**WHAT NEEDS TO BE DONE**
Identify each line containing the word "ylabel" and copy it.

**INFORMATION GIVEN**
○ ○ ○ ○
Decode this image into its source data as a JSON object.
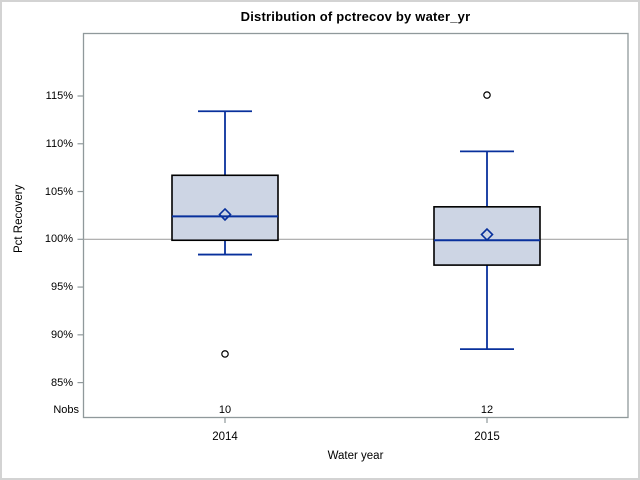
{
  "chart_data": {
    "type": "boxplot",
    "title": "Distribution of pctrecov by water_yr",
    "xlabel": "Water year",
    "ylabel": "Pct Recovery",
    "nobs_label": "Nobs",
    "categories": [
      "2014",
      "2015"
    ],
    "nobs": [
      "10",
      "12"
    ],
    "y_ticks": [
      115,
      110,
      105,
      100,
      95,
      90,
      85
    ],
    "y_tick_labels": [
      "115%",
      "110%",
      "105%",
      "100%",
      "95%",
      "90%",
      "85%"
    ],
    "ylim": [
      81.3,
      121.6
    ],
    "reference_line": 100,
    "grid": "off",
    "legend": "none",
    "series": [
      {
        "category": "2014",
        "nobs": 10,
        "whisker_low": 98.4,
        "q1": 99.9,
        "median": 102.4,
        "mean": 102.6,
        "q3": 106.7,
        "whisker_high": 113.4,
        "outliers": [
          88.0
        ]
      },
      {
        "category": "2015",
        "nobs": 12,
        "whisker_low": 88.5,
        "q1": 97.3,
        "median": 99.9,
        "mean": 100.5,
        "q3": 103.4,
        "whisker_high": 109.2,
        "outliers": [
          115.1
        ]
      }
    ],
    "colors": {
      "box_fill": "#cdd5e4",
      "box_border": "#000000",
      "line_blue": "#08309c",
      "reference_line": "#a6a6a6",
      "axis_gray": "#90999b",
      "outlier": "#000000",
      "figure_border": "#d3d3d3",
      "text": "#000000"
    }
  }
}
○ ○ ○ ○
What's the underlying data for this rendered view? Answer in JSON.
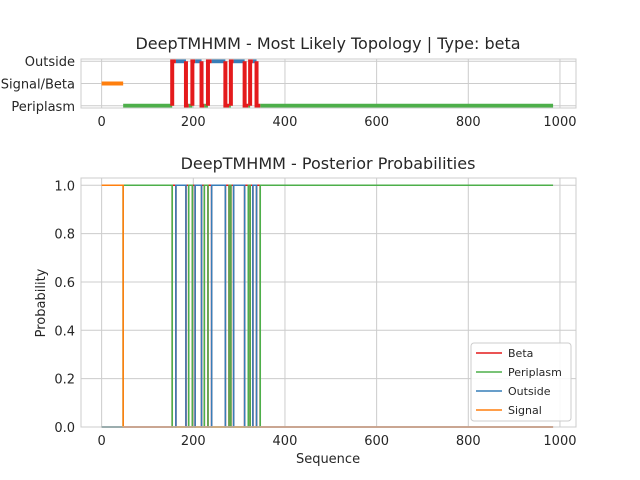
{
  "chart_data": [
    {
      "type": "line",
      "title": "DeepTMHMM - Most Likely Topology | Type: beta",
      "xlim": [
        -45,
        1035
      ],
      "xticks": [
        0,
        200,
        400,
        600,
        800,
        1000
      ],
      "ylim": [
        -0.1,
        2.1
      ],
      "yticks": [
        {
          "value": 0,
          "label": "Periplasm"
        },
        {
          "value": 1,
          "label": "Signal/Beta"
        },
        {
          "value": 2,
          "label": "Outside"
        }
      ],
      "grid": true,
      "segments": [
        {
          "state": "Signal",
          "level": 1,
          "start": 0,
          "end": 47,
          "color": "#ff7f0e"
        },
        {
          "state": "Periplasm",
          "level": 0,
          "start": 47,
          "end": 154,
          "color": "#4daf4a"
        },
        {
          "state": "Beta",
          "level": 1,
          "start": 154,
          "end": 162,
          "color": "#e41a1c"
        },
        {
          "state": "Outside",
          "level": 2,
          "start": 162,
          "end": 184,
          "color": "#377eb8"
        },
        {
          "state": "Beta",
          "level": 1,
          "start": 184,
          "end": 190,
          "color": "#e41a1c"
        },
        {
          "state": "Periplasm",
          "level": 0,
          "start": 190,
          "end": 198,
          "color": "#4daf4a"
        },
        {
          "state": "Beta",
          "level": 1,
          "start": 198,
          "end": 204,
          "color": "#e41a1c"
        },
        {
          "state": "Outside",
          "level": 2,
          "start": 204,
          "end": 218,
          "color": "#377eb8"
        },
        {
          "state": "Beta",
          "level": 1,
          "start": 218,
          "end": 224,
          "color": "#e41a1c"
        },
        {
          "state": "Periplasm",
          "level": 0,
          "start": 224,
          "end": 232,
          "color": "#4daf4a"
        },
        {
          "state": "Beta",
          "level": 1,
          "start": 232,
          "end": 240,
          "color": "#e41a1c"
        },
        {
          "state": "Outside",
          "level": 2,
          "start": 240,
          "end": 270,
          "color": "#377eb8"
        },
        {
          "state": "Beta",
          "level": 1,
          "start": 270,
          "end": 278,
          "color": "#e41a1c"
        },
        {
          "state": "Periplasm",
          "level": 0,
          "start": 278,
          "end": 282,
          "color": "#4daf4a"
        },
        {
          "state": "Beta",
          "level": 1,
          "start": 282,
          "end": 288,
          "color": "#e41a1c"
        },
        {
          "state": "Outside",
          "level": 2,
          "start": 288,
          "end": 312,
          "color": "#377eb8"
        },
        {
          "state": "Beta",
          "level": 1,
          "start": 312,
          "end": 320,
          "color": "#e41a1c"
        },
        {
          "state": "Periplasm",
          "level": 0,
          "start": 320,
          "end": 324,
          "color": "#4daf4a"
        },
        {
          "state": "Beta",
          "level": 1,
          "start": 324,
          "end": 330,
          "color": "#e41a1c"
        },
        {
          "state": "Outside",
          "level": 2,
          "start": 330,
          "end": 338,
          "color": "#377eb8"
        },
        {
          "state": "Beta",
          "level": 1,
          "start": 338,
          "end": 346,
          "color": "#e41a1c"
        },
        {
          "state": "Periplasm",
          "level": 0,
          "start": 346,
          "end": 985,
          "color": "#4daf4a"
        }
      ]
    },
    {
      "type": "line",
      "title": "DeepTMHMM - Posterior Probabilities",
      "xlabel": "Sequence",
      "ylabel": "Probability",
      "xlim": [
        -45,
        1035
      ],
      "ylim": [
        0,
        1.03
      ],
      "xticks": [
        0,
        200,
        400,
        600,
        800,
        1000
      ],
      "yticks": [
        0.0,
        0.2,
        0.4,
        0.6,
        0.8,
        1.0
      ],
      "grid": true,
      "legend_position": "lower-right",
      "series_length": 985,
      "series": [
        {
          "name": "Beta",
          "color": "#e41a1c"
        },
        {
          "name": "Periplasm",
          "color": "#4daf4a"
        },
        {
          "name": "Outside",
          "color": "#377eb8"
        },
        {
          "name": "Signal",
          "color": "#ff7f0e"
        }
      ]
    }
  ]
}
○ ○ ○ ○
**COMPLETE RESPONSE**
    "ylabel": "Pct Recovery",
      "ylabel": "Probability",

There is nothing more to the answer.